Your task is to transcribe all of the data below exactly, omitting the images.
——
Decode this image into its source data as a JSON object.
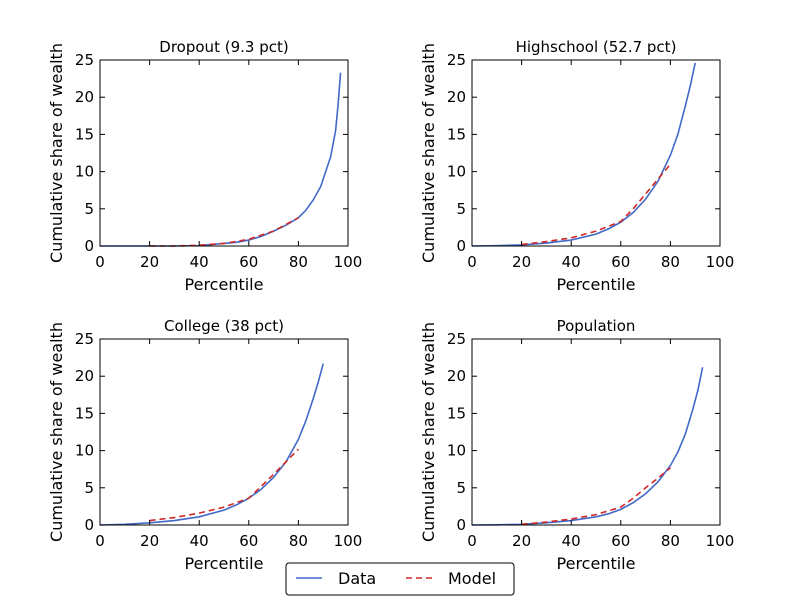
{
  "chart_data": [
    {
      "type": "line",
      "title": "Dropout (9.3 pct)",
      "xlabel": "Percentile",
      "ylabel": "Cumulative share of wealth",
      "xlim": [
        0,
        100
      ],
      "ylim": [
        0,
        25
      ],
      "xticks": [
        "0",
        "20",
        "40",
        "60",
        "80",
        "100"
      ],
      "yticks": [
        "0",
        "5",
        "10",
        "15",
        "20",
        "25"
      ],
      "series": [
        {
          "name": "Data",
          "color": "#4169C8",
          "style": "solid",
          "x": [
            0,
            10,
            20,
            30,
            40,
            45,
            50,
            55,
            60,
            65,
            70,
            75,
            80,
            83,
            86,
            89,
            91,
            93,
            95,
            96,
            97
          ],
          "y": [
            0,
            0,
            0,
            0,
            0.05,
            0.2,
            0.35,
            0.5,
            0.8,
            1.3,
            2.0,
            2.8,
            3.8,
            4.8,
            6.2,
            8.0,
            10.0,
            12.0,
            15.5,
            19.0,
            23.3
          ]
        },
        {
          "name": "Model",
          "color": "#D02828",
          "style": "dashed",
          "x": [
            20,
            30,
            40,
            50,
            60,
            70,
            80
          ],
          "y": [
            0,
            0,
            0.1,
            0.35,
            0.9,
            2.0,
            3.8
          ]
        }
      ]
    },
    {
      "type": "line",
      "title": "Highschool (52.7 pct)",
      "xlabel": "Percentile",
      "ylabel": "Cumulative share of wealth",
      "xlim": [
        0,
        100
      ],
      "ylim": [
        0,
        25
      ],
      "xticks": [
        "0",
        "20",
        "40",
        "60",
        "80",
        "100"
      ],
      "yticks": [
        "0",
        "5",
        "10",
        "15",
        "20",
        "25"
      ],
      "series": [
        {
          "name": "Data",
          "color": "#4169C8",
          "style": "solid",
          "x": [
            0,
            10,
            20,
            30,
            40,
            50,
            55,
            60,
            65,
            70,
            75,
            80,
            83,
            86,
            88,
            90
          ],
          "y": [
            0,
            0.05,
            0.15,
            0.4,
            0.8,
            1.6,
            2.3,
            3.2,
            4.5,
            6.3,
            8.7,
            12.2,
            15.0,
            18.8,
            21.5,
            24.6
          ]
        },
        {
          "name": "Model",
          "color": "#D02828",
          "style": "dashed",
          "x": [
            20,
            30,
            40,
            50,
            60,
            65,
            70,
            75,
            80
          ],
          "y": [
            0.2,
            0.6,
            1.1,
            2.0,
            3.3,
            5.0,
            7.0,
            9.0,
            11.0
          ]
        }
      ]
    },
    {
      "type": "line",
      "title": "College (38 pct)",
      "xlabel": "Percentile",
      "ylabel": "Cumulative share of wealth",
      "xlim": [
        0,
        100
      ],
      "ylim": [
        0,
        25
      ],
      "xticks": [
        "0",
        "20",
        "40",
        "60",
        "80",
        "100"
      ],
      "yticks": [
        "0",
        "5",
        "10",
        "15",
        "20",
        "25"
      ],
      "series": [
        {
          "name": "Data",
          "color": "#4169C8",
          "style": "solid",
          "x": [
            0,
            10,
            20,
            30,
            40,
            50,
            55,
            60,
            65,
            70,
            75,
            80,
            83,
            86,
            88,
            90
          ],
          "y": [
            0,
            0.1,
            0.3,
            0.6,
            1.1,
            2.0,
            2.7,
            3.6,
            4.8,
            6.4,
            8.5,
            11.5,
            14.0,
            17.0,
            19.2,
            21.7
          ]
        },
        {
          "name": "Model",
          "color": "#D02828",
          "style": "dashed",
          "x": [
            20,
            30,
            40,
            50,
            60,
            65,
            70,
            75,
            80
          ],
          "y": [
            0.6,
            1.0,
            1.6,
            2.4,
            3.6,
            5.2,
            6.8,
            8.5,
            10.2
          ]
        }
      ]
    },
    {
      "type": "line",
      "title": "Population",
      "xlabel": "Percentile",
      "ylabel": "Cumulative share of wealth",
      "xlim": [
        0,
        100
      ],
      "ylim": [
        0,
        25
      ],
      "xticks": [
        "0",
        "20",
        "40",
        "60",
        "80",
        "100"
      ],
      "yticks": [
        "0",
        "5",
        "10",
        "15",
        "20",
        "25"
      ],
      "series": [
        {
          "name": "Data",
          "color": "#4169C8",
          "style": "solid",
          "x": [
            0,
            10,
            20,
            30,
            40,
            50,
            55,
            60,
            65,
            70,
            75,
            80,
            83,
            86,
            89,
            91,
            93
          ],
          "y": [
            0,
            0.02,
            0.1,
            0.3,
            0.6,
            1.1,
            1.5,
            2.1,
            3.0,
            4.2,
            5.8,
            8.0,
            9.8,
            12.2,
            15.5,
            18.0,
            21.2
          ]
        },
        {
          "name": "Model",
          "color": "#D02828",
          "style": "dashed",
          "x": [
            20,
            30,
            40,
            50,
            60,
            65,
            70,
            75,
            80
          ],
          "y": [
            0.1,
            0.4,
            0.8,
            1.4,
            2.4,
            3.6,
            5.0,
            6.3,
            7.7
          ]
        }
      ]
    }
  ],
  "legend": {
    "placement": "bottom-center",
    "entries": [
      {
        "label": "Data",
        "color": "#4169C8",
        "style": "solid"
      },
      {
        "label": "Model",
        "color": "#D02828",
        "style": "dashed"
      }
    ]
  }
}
——
_Solution to this task_
Decode this image into its source data as a JSON object.
{
  "chart_data": [
    {
      "type": "line",
      "title": "Dropout (9.3 pct)",
      "xlabel": "Percentile",
      "ylabel": "Cumulative share of wealth",
      "xlim": [
        0,
        100
      ],
      "ylim": [
        0,
        25
      ],
      "xticks": [
        "0",
        "20",
        "40",
        "60",
        "80",
        "100"
      ],
      "yticks": [
        "0",
        "5",
        "10",
        "15",
        "20",
        "25"
      ],
      "series": [
        {
          "name": "Data",
          "color": "#4169C8",
          "style": "solid",
          "x": [
            0,
            10,
            20,
            30,
            40,
            45,
            50,
            55,
            60,
            65,
            70,
            75,
            80,
            83,
            86,
            89,
            91,
            93,
            95,
            96,
            97
          ],
          "y": [
            0,
            0,
            0,
            0,
            0.05,
            0.2,
            0.35,
            0.5,
            0.8,
            1.3,
            2.0,
            2.8,
            3.8,
            4.8,
            6.2,
            8.0,
            10.0,
            12.0,
            15.5,
            19.0,
            23.3
          ]
        },
        {
          "name": "Model",
          "color": "#D02828",
          "style": "dashed",
          "x": [
            20,
            30,
            40,
            50,
            60,
            70,
            80
          ],
          "y": [
            0,
            0,
            0.1,
            0.35,
            0.9,
            2.0,
            3.8
          ]
        }
      ]
    },
    {
      "type": "line",
      "title": "Highschool (52.7 pct)",
      "xlabel": "Percentile",
      "ylabel": "Cumulative share of wealth",
      "xlim": [
        0,
        100
      ],
      "ylim": [
        0,
        25
      ],
      "xticks": [
        "0",
        "20",
        "40",
        "60",
        "80",
        "100"
      ],
      "yticks": [
        "0",
        "5",
        "10",
        "15",
        "20",
        "25"
      ],
      "series": [
        {
          "name": "Data",
          "color": "#4169C8",
          "style": "solid",
          "x": [
            0,
            10,
            20,
            30,
            40,
            50,
            55,
            60,
            65,
            70,
            75,
            80,
            83,
            86,
            88,
            90
          ],
          "y": [
            0,
            0.05,
            0.15,
            0.4,
            0.8,
            1.6,
            2.3,
            3.2,
            4.5,
            6.3,
            8.7,
            12.2,
            15.0,
            18.8,
            21.5,
            24.6
          ]
        },
        {
          "name": "Model",
          "color": "#D02828",
          "style": "dashed",
          "x": [
            20,
            30,
            40,
            50,
            60,
            65,
            70,
            75,
            80
          ],
          "y": [
            0.2,
            0.6,
            1.1,
            2.0,
            3.3,
            5.0,
            7.0,
            9.0,
            11.0
          ]
        }
      ]
    },
    {
      "type": "line",
      "title": "College (38 pct)",
      "xlabel": "Percentile",
      "ylabel": "Cumulative share of wealth",
      "xlim": [
        0,
        100
      ],
      "ylim": [
        0,
        25
      ],
      "xticks": [
        "0",
        "20",
        "40",
        "60",
        "80",
        "100"
      ],
      "yticks": [
        "0",
        "5",
        "10",
        "15",
        "20",
        "25"
      ],
      "series": [
        {
          "name": "Data",
          "color": "#4169C8",
          "style": "solid",
          "x": [
            0,
            10,
            20,
            30,
            40,
            50,
            55,
            60,
            65,
            70,
            75,
            80,
            83,
            86,
            88,
            90
          ],
          "y": [
            0,
            0.1,
            0.3,
            0.6,
            1.1,
            2.0,
            2.7,
            3.6,
            4.8,
            6.4,
            8.5,
            11.5,
            14.0,
            17.0,
            19.2,
            21.7
          ]
        },
        {
          "name": "Model",
          "color": "#D02828",
          "style": "dashed",
          "x": [
            20,
            30,
            40,
            50,
            60,
            65,
            70,
            75,
            80
          ],
          "y": [
            0.6,
            1.0,
            1.6,
            2.4,
            3.6,
            5.2,
            6.8,
            8.5,
            10.2
          ]
        }
      ]
    },
    {
      "type": "line",
      "title": "Population",
      "xlabel": "Percentile",
      "ylabel": "Cumulative share of wealth",
      "xlim": [
        0,
        100
      ],
      "ylim": [
        0,
        25
      ],
      "xticks": [
        "0",
        "20",
        "40",
        "60",
        "80",
        "100"
      ],
      "yticks": [
        "0",
        "5",
        "10",
        "15",
        "20",
        "25"
      ],
      "series": [
        {
          "name": "Data",
          "color": "#4169C8",
          "style": "solid",
          "x": [
            0,
            10,
            20,
            30,
            40,
            50,
            55,
            60,
            65,
            70,
            75,
            80,
            83,
            86,
            89,
            91,
            93
          ],
          "y": [
            0,
            0.02,
            0.1,
            0.3,
            0.6,
            1.1,
            1.5,
            2.1,
            3.0,
            4.2,
            5.8,
            8.0,
            9.8,
            12.2,
            15.5,
            18.0,
            21.2
          ]
        },
        {
          "name": "Model",
          "color": "#D02828",
          "style": "dashed",
          "x": [
            20,
            30,
            40,
            50,
            60,
            65,
            70,
            75,
            80
          ],
          "y": [
            0.1,
            0.4,
            0.8,
            1.4,
            2.4,
            3.6,
            5.0,
            6.3,
            7.7
          ]
        }
      ]
    }
  ],
  "legend": {
    "placement": "bottom-center",
    "entries": [
      {
        "label": "Data",
        "color": "#4169C8",
        "style": "solid"
      },
      {
        "label": "Model",
        "color": "#D02828",
        "style": "dashed"
      }
    ]
  }
}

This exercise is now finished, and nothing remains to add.